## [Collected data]
════════

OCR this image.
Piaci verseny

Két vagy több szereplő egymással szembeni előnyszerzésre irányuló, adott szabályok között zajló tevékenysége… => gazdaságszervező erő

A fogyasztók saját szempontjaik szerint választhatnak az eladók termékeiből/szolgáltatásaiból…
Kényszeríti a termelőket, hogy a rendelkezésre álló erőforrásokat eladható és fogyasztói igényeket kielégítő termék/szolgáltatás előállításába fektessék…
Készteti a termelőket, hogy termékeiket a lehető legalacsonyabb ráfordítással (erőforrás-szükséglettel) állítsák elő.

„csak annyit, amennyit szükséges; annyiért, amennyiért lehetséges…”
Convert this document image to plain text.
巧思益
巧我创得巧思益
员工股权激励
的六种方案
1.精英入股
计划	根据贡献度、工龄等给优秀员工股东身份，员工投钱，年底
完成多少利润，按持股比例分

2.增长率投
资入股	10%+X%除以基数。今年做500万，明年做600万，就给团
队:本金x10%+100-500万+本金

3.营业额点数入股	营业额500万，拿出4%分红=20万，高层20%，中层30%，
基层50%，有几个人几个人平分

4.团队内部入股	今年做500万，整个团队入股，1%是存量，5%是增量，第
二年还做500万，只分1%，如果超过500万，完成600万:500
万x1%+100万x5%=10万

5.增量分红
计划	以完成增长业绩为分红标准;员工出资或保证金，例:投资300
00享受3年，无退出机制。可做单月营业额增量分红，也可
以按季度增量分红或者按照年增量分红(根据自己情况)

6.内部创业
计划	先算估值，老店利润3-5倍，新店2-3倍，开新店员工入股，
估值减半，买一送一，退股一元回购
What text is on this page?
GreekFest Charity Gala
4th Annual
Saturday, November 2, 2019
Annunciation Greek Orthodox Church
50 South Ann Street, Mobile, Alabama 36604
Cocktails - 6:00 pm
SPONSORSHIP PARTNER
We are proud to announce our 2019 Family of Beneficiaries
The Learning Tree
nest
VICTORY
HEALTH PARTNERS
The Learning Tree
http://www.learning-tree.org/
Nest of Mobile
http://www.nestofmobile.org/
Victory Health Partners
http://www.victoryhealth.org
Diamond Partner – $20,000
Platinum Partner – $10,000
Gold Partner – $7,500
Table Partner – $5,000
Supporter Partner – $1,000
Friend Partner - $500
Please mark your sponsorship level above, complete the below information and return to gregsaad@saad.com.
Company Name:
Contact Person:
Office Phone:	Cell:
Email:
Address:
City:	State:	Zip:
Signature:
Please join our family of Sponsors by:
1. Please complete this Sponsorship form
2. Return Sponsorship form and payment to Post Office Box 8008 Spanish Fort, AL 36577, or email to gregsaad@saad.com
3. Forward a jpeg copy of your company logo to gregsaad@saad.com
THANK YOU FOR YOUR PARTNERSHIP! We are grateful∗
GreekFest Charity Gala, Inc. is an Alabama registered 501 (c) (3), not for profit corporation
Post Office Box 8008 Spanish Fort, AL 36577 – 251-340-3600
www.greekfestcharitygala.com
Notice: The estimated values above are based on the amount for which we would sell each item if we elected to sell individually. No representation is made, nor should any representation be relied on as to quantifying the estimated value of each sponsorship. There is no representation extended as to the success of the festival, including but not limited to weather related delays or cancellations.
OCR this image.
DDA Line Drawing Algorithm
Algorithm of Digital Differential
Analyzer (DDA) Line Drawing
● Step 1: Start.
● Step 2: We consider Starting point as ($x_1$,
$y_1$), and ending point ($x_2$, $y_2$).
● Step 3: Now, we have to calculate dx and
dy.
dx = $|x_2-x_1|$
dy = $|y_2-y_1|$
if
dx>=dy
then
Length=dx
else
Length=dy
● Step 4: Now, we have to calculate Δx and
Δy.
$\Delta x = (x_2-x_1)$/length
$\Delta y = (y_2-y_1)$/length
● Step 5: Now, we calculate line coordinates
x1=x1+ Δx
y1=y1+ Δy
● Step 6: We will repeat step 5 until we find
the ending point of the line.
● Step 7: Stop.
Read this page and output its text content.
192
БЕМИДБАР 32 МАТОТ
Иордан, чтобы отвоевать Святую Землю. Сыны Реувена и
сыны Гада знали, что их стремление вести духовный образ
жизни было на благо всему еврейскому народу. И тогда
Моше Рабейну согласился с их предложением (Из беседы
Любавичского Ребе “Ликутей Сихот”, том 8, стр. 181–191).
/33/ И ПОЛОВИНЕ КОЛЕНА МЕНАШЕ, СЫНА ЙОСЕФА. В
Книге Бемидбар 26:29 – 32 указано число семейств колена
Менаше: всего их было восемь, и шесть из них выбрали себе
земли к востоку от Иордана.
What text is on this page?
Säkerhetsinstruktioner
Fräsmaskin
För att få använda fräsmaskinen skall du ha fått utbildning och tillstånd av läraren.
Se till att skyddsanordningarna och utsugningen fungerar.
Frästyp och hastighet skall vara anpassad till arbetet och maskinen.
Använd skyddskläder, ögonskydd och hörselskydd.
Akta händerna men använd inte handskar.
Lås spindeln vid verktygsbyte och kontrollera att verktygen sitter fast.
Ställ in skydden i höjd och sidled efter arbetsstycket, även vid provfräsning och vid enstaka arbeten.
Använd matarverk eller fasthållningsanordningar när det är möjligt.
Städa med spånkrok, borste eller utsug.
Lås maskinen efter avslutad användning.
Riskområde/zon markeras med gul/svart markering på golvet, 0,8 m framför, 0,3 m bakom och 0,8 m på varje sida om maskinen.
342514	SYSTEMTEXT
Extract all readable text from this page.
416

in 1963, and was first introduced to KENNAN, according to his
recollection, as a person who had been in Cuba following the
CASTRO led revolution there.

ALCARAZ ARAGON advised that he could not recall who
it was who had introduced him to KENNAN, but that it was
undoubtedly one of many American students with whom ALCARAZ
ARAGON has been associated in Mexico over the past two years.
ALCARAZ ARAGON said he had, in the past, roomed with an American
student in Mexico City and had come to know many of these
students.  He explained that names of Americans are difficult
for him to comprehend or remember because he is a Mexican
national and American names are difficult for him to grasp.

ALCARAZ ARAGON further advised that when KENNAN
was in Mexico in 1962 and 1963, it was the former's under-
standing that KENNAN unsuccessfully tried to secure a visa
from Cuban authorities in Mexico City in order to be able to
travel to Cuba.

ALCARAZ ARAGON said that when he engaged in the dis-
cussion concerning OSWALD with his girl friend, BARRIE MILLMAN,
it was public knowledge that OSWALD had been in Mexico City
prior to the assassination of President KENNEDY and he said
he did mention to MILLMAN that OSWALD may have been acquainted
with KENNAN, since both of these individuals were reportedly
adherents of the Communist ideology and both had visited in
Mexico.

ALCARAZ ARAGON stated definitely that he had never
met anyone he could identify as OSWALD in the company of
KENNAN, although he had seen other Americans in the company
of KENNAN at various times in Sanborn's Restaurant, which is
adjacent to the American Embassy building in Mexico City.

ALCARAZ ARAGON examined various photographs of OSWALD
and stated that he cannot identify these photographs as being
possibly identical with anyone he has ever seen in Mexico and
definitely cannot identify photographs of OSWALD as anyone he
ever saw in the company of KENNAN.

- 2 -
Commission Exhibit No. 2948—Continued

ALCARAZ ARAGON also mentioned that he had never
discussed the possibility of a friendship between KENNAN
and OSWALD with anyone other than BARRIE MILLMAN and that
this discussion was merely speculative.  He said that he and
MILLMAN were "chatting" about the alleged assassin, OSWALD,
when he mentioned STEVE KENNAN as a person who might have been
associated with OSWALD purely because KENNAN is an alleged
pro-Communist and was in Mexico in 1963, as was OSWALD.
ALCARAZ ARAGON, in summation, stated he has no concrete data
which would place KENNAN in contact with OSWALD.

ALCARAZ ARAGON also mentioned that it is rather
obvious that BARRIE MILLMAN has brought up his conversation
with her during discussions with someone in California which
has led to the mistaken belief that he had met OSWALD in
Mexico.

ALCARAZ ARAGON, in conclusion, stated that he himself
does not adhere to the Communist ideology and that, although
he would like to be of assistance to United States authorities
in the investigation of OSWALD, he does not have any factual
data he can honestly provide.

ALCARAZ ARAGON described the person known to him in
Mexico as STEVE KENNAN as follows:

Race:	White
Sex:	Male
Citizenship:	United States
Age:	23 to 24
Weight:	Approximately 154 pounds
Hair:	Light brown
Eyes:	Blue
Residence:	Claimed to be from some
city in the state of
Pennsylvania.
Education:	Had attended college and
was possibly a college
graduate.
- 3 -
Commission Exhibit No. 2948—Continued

════════

## [WHAT TO PRODUCE]
From the entries above, pull out each line that includes "Drawing".

## [THE RESPONSE]
DDA Line Drawing Algorithm
Analyzer (DDA) Line Drawing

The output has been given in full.